**RECORDS PROVIDED:**
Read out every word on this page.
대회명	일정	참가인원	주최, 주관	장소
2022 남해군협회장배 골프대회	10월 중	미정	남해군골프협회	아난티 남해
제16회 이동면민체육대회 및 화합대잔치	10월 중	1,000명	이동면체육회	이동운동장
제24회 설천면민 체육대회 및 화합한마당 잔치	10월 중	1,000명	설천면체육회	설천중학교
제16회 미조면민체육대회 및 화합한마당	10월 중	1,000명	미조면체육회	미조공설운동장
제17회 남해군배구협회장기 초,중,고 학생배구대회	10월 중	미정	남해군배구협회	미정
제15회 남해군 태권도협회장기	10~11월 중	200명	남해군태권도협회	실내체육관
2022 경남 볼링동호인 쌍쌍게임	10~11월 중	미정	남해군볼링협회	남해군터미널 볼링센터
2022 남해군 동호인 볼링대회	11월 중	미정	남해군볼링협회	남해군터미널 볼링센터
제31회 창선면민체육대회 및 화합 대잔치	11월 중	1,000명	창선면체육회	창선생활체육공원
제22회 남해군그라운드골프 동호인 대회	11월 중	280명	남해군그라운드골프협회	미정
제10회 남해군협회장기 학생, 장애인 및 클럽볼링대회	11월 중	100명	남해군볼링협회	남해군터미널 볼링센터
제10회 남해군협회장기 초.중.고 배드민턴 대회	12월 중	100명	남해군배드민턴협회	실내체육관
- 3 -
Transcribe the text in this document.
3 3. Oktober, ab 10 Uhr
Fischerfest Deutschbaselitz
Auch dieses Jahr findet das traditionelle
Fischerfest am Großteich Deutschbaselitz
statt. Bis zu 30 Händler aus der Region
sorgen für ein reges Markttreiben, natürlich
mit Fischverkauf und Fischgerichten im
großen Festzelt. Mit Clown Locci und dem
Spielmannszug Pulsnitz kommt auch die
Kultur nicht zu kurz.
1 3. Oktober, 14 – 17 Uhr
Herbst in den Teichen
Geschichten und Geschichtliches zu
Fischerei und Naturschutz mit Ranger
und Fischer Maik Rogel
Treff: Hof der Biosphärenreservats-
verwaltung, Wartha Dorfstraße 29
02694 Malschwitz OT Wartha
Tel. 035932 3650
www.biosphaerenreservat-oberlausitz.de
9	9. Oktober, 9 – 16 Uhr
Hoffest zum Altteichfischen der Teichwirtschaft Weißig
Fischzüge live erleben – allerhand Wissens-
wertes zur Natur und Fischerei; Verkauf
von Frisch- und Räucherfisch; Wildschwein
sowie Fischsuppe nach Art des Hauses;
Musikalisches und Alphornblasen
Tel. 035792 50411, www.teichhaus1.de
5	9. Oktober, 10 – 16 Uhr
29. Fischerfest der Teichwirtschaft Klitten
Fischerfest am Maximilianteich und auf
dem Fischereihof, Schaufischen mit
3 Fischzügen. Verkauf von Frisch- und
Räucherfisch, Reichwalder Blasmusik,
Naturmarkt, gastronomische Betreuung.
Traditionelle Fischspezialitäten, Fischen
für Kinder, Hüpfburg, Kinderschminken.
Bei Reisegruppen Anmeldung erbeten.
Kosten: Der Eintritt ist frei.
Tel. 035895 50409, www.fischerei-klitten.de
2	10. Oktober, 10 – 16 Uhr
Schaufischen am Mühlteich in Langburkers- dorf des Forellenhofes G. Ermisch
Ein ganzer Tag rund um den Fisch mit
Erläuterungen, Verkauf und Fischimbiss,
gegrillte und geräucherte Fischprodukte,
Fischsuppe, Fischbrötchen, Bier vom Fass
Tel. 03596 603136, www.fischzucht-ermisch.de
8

**GOAL:** Your answer should be a single number: how many lines in the data above include "Schaufischen"?

**THE RESPONSE:** 2